» Provided data:

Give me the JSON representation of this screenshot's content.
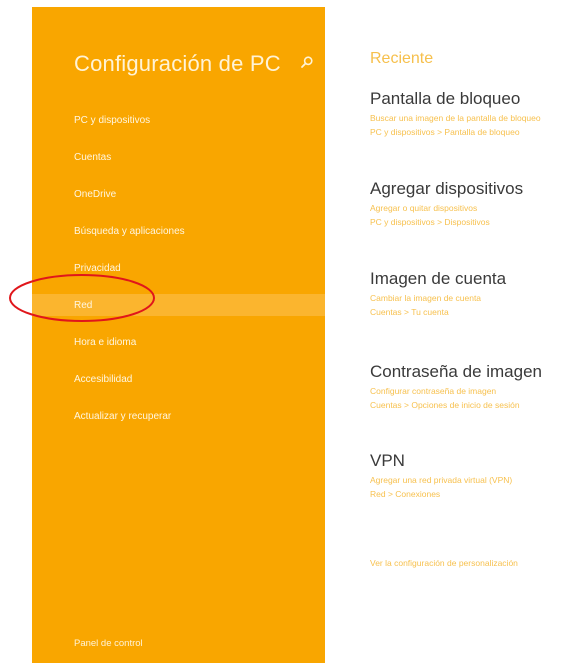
{
  "sidebar": {
    "title": "Configuración de PC",
    "search_icon": "search-icon",
    "items": [
      {
        "label": "PC y dispositivos"
      },
      {
        "label": "Cuentas"
      },
      {
        "label": "OneDrive"
      },
      {
        "label": "Búsqueda y aplicaciones"
      },
      {
        "label": "Privacidad"
      },
      {
        "label": "Red",
        "selected": true
      },
      {
        "label": "Hora e idioma"
      },
      {
        "label": "Accesibilidad"
      },
      {
        "label": "Actualizar y recuperar"
      }
    ],
    "footer": "Panel de control",
    "color": "#f9a600"
  },
  "main": {
    "section_title": "Reciente",
    "entries": [
      {
        "title": "Pantalla de bloqueo",
        "link1": "Buscar una imagen de la pantalla de bloqueo",
        "link2": "PC y dispositivos > Pantalla de bloqueo"
      },
      {
        "title": "Agregar dispositivos",
        "link1": "Agregar o quitar dispositivos",
        "link2": "PC y dispositivos > Dispositivos"
      },
      {
        "title": "Imagen de cuenta",
        "link1": "Cambiar la imagen de cuenta",
        "link2": "Cuentas > Tu cuenta"
      },
      {
        "title": "Contraseña de imagen",
        "link1": "Configurar contraseña de imagen",
        "link2": "Cuentas > Opciones de inicio de sesión"
      },
      {
        "title": "VPN",
        "link1": "Agregar una red privada virtual (VPN)",
        "link2": "Red > Conexiones"
      }
    ],
    "personalize_link": "Ver la configuración de personalización"
  },
  "annotation": {
    "shape": "ellipse",
    "color": "#e0161b",
    "target": "Red"
  }
}
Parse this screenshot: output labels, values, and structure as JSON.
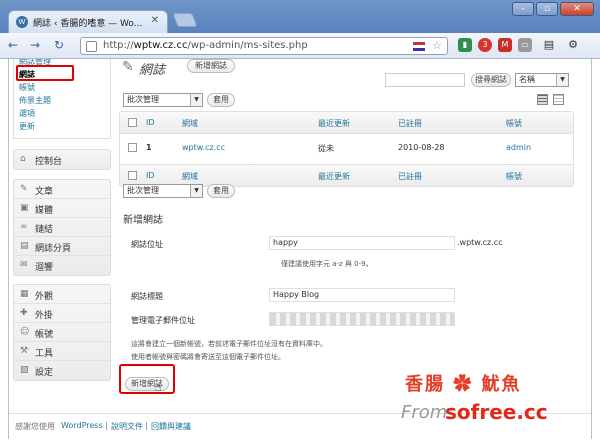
{
  "browser": {
    "tab_title": "網誌 ‹ 香腸的嗜意 — Wo...",
    "tab_favicon": "W",
    "url_prefix": "http://",
    "url_host": "wptw.cz.cc",
    "url_path": "/wp-admin/ms-sites.php",
    "ext_badge": "3"
  },
  "sidebar": {
    "sub_items": [
      "網誌管理",
      "網誌",
      "帳號",
      "佈景主題",
      "選項",
      "更新"
    ],
    "groups": [
      [
        {
          "icon": "dashboard-icon",
          "glyph": "⌂",
          "label": "控制台"
        }
      ],
      [
        {
          "icon": "pin-icon",
          "glyph": "✎",
          "label": "文章"
        },
        {
          "icon": "media-icon",
          "glyph": "▣",
          "label": "媒體"
        },
        {
          "icon": "link-icon",
          "glyph": "∞",
          "label": "鏈結"
        },
        {
          "icon": "pages-icon",
          "glyph": "▤",
          "label": "網誌分頁"
        },
        {
          "icon": "comments-icon",
          "glyph": "✉",
          "label": "迴響"
        }
      ],
      [
        {
          "icon": "appearance-icon",
          "glyph": "▦",
          "label": "外觀"
        },
        {
          "icon": "plugins-icon",
          "glyph": "✚",
          "label": "外掛"
        },
        {
          "icon": "users-icon",
          "glyph": "☺",
          "label": "帳號"
        },
        {
          "icon": "tools-icon",
          "glyph": "⚒",
          "label": "工具"
        },
        {
          "icon": "settings-icon",
          "glyph": "▧",
          "label": "設定"
        }
      ]
    ]
  },
  "main": {
    "title": "網誌",
    "add_new": "新增網誌",
    "search_button": "搜尋網誌",
    "search_type": "名稱",
    "bulk_action": "批次管理",
    "apply": "套用",
    "table": {
      "headers": [
        "ID",
        "網域",
        "最近更新",
        "已註冊",
        "帳號"
      ],
      "rows": [
        {
          "id": "1",
          "domain": "wptw.cz.cc",
          "updated": "從未",
          "registered": "2010-08-28",
          "users": "admin"
        }
      ]
    },
    "add_site": {
      "title": "新增網誌",
      "address_label": "網誌位址",
      "address_value": "happy",
      "address_suffix": ".wptw.cz.cc",
      "address_hint": "僅建議使用字元 a-z 與 0-9。",
      "title_label": "網誌標題",
      "title_value": "Happy Blog",
      "email_label": "管理電子郵件位址",
      "email_value": "",
      "note_line1": "這將會建立一個新帳號，若前述電子郵件位址沒有在資料庫中。",
      "note_line2": "使用者帳號與密碼將會寄送至這個電子郵件位址。",
      "submit": "新增網誌"
    }
  },
  "footer": {
    "thanks": "感謝您使用",
    "wordpress": "WordPress",
    "docs": "說明文件",
    "feedback": "回饋與建議"
  },
  "watermark": {
    "brand_cn": "香腸 ✿ 魷魚",
    "from": "From:",
    "site": "sofree.cc"
  }
}
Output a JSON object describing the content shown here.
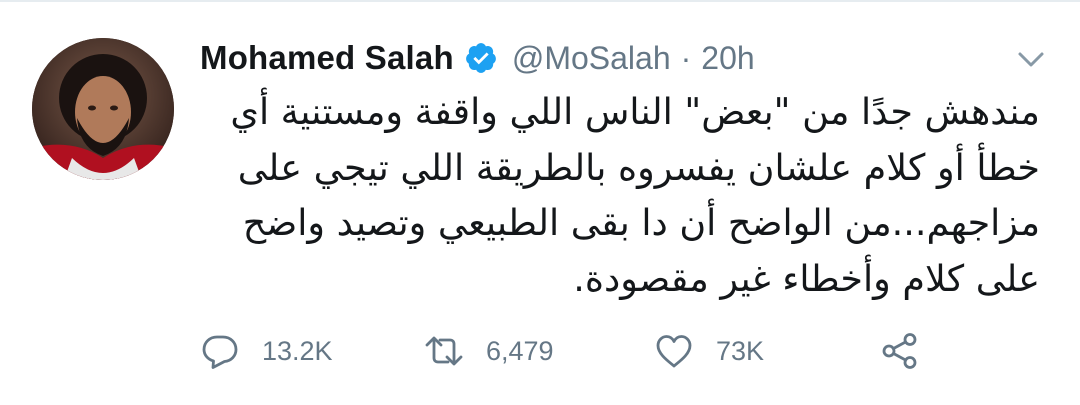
{
  "tweet": {
    "display_name": "Mohamed Salah",
    "handle": "@MoSalah",
    "separator": "·",
    "timestamp": "20h",
    "verified": true,
    "text_lines": [
      "مندهش جدًا من \"بعض\" الناس اللي واقفة ومستنية أي",
      "خطأ أو كلام علشان يفسروه بالطريقة اللي تيجي على",
      "مزاجهم...من الواضح أن دا بقى الطبيعي وتصيد واضح",
      "على كلام وأخطاء غير مقصودة."
    ]
  },
  "actions": {
    "reply_count": "13.2K",
    "retweet_count": "6,479",
    "like_count": "73K"
  },
  "icons": {
    "verified": "verified-badge-icon",
    "caret": "chevron-down-icon",
    "reply": "reply-icon",
    "retweet": "retweet-icon",
    "like": "heart-icon",
    "share": "share-icon"
  },
  "colors": {
    "text_primary": "#14171a",
    "text_secondary": "#657786",
    "verified_blue": "#1da1f2",
    "icon_gray": "#657786"
  }
}
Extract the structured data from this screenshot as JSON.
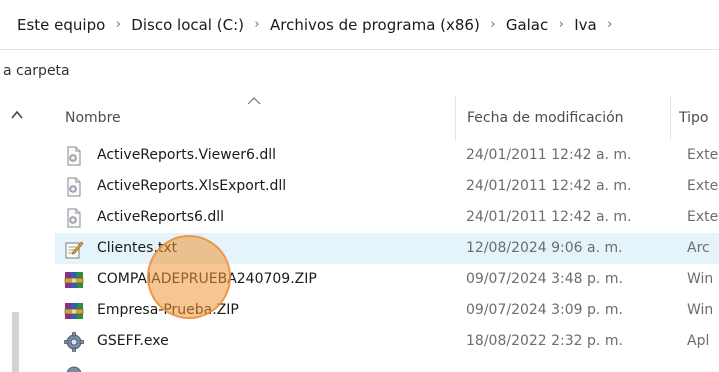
{
  "breadcrumb": {
    "items": [
      "Este equipo",
      "Disco local (C:)",
      "Archivos de programa (x86)",
      "Galac",
      "Iva"
    ],
    "separator": "›"
  },
  "toolbar": {
    "new_folder_label": "a carpeta"
  },
  "columns": {
    "name": "Nombre",
    "date": "Fecha de modificación",
    "type": "Tipo"
  },
  "files": [
    {
      "name": "ActiveReports.Viewer6.dll",
      "date": "24/01/2011 12:42 a. m.",
      "type": "Exte",
      "icon": "dll-file-icon"
    },
    {
      "name": "ActiveReports.XlsExport.dll",
      "date": "24/01/2011 12:42 a. m.",
      "type": "Exte",
      "icon": "dll-file-icon"
    },
    {
      "name": "ActiveReports6.dll",
      "date": "24/01/2011 12:42 a. m.",
      "type": "Exte",
      "icon": "dll-file-icon"
    },
    {
      "name": "Clientes.txt",
      "date": "12/08/2024 9:06 a. m.",
      "type": "Arc",
      "icon": "text-file-icon",
      "selected": true
    },
    {
      "name": "COMPAIADEPRUEBA240709.ZIP",
      "date": "09/07/2024 3:48 p. m.",
      "type": "Win",
      "icon": "zip-archive-icon"
    },
    {
      "name": "Empresa-Prueba.ZIP",
      "date": "09/07/2024 3:09 p. m.",
      "type": "Win",
      "icon": "zip-archive-icon"
    },
    {
      "name": "GSEFF.exe",
      "date": "18/08/2022 2:32 p. m.",
      "type": "Apl",
      "icon": "exe-gear-icon"
    }
  ],
  "colors": {
    "selection": "#e5f3fb",
    "click_marker": "#f0963a"
  }
}
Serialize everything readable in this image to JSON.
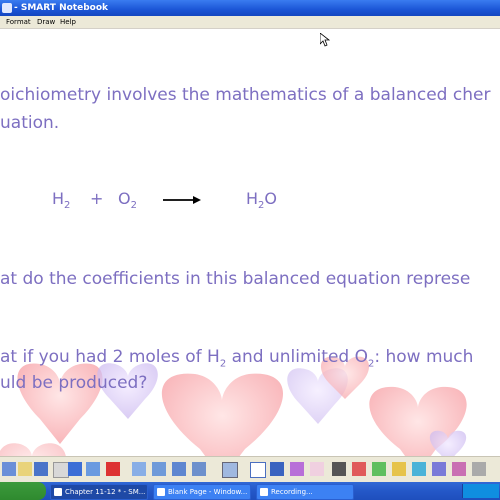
{
  "window": {
    "title": "- SMART Notebook"
  },
  "menu": {
    "items": [
      "Format",
      "Draw",
      "Help"
    ]
  },
  "slide": {
    "line1": "oichiometry involves the mathematics of a balanced cher",
    "line2": "uation.",
    "equation": {
      "reactant1": "H",
      "reactant1_sub": "2",
      "plus": "+",
      "reactant2": "O",
      "reactant2_sub": "2",
      "product": "H",
      "product_sub": "2",
      "product_tail": "O"
    },
    "question1": "at do the coefficients in this balanced equation represe",
    "question2_a": "at if you had 2 moles of H",
    "question2_sub1": "2",
    "question2_b": " and unlimited O",
    "question2_sub2": "2",
    "question2_c": ": how much",
    "question2_line2": "uld be produced?"
  },
  "taskbar": {
    "tasks": [
      {
        "label": "Chapter 11-12 * - SM...",
        "active": true
      },
      {
        "label": "Blank Page - Window...",
        "active": false
      },
      {
        "label": "Recording...",
        "active": false
      }
    ]
  },
  "colors": {
    "slide_text": "#7d6fc1",
    "titlebar": "#1b55d6",
    "taskbar": "#2458c8"
  }
}
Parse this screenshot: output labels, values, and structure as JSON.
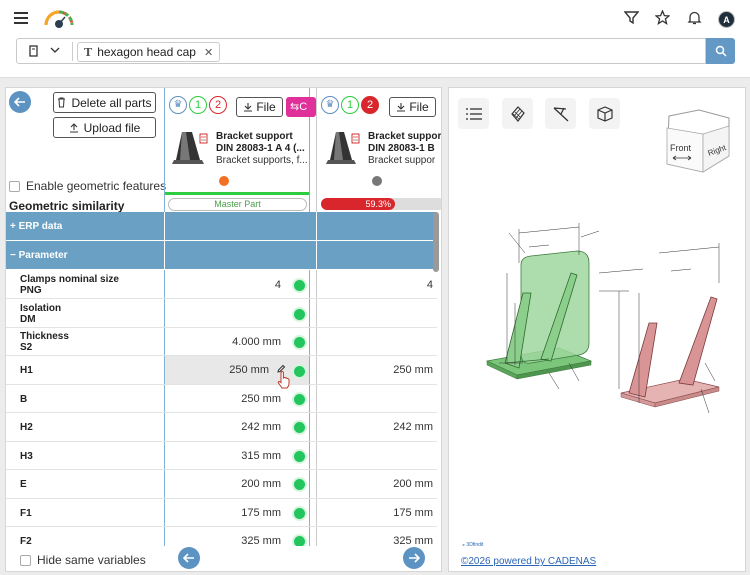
{
  "search": {
    "chip_label": "hexagon head cap"
  },
  "toolbar": {
    "delete_all_label": "Delete all parts",
    "upload_label": "Upload file"
  },
  "options": {
    "enable_geometric_label": "Enable geometric features",
    "geometric_similarity_label": "Geometric similarity",
    "hide_same_label": "Hide same variables"
  },
  "parts": [
    {
      "badge_green": "1",
      "badge_red": "2",
      "file_label": "File",
      "pink_label": "C",
      "title_line1": "Bracket support",
      "title_line2": "DIN 28083-1 A 4 (...",
      "description": "Bracket supports, f...",
      "status_color": "#f36f21",
      "master_label": "Master Part"
    },
    {
      "badge_green": "1",
      "badge_red": "2",
      "file_label": "File",
      "title_line1": "Bracket suppor",
      "title_line2": "DIN 28083-1 B",
      "description": "Bracket suppor",
      "status_color": "#777777",
      "similarity": "59.3",
      "similarity_percent": 59.3
    }
  ],
  "sections": {
    "erp": "+ ERP data",
    "parameter": "− Parameter"
  },
  "rows": [
    {
      "label1": "Clamps nominal size",
      "label2": "PNG",
      "v1": "4",
      "v2": "4"
    },
    {
      "label1": "Isolation",
      "label2": "DM",
      "v1": "",
      "v2": ""
    },
    {
      "label1": "Thickness",
      "label2": "S2",
      "v1": "4.000 mm",
      "v2": ""
    },
    {
      "label1": "H1",
      "label2": "",
      "v1": "250 mm",
      "v2": "250 mm"
    },
    {
      "label1": "B",
      "label2": "",
      "v1": "250 mm",
      "v2": ""
    },
    {
      "label1": "H2",
      "label2": "",
      "v1": "242 mm",
      "v2": "242 mm"
    },
    {
      "label1": "H3",
      "label2": "",
      "v1": "315 mm",
      "v2": ""
    },
    {
      "label1": "E",
      "label2": "",
      "v1": "200 mm",
      "v2": "200 mm"
    },
    {
      "label1": "F1",
      "label2": "",
      "v1": "175 mm",
      "v2": "175 mm"
    },
    {
      "label1": "F2",
      "label2": "",
      "v1": "325 mm",
      "v2": "325 mm"
    }
  ],
  "viewer": {
    "cube_front": "Front",
    "cube_right": "Right",
    "footer_link": "©2026 powered by CADENAS",
    "brand_small": "3Dfindit"
  },
  "colors": {
    "accent": "#5d93c2",
    "section": "#6aa0c3",
    "pink": "#e0309a",
    "ok_dot": "#22c55e"
  }
}
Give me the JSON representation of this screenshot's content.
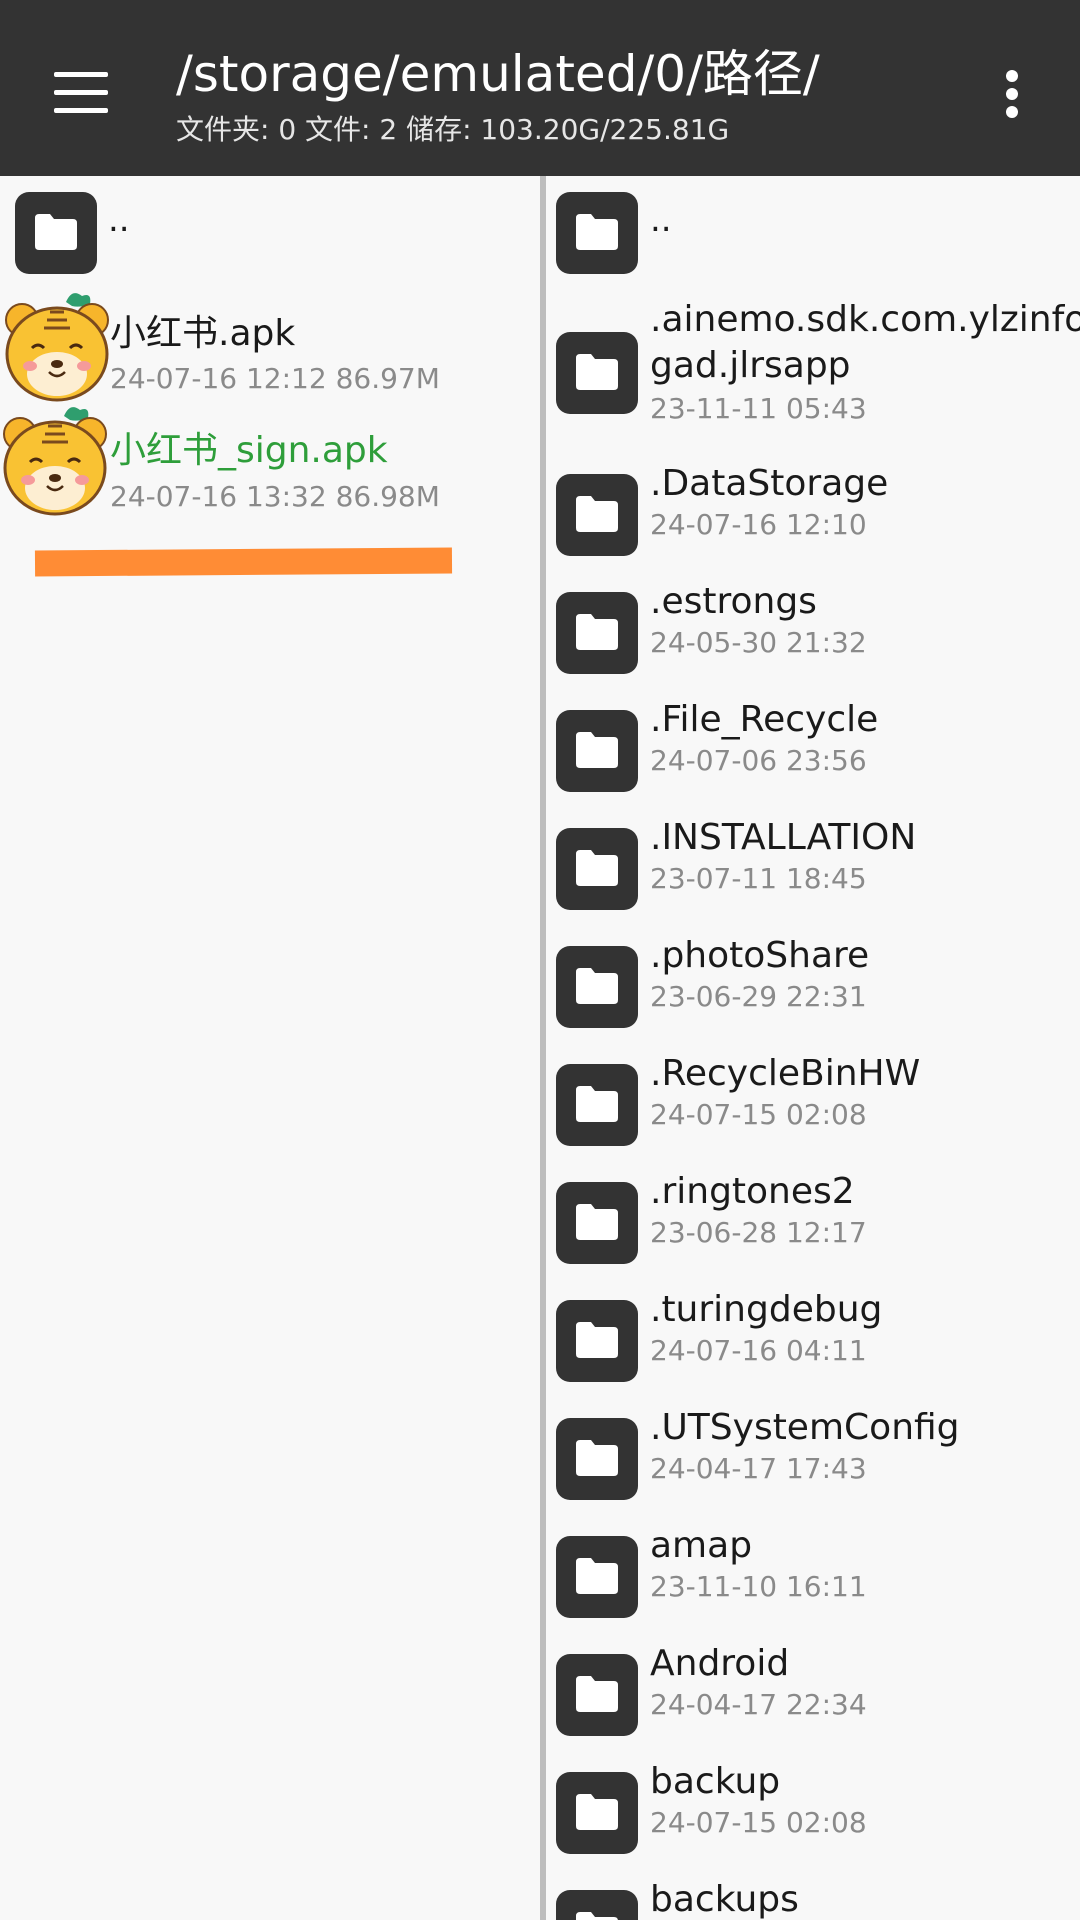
{
  "header": {
    "path": "/storage/emulated/0/路径/",
    "stats": "文件夹: 0  文件: 2  储存: 103.20G/225.81G"
  },
  "colors": {
    "appbar": "#333333",
    "accent_green": "#2e9e3a",
    "highlight_orange": "#ff8c35"
  },
  "left_pane": {
    "parent": "..",
    "files": [
      {
        "name": "小红书.apk",
        "meta": "24-07-16 12:12  86.97M",
        "icon": "tiger-app-icon",
        "selected": false
      },
      {
        "name": "小红书_sign.apk",
        "meta": "24-07-16 13:32  86.98M",
        "icon": "tiger-app-icon",
        "selected": true
      }
    ]
  },
  "right_pane": {
    "parent": "..",
    "folders": [
      {
        "name": ".ainemo.sdk.com.ylzinfo.",
        "name2": "gad.jlrsapp",
        "date": "23-11-11 05:43"
      },
      {
        "name": ".DataStorage",
        "date": "24-07-16 12:10"
      },
      {
        "name": ".estrongs",
        "date": "24-05-30 21:32"
      },
      {
        "name": ".File_Recycle",
        "date": "24-07-06 23:56"
      },
      {
        "name": ".INSTALLATION",
        "date": "23-07-11 18:45"
      },
      {
        "name": ".photoShare",
        "date": "23-06-29 22:31"
      },
      {
        "name": ".RecycleBinHW",
        "date": "24-07-15 02:08"
      },
      {
        "name": ".ringtones2",
        "date": "23-06-28 12:17"
      },
      {
        "name": ".turingdebug",
        "date": "24-07-16 04:11"
      },
      {
        "name": ".UTSystemConfig",
        "date": "24-04-17 17:43"
      },
      {
        "name": "amap",
        "date": "23-11-10 16:11"
      },
      {
        "name": "Android",
        "date": "24-04-17 22:34"
      },
      {
        "name": "backup",
        "date": "24-07-15 02:08"
      },
      {
        "name": "backups",
        "date": ""
      }
    ]
  }
}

» Aim: Which lines above hold the word "balanced"? Copy each of them.

» Task answer:
    "line1": "oichiometry involves the mathematics of a balanced cher",
    "question1": "at do the coefficients in this balanced equation represe",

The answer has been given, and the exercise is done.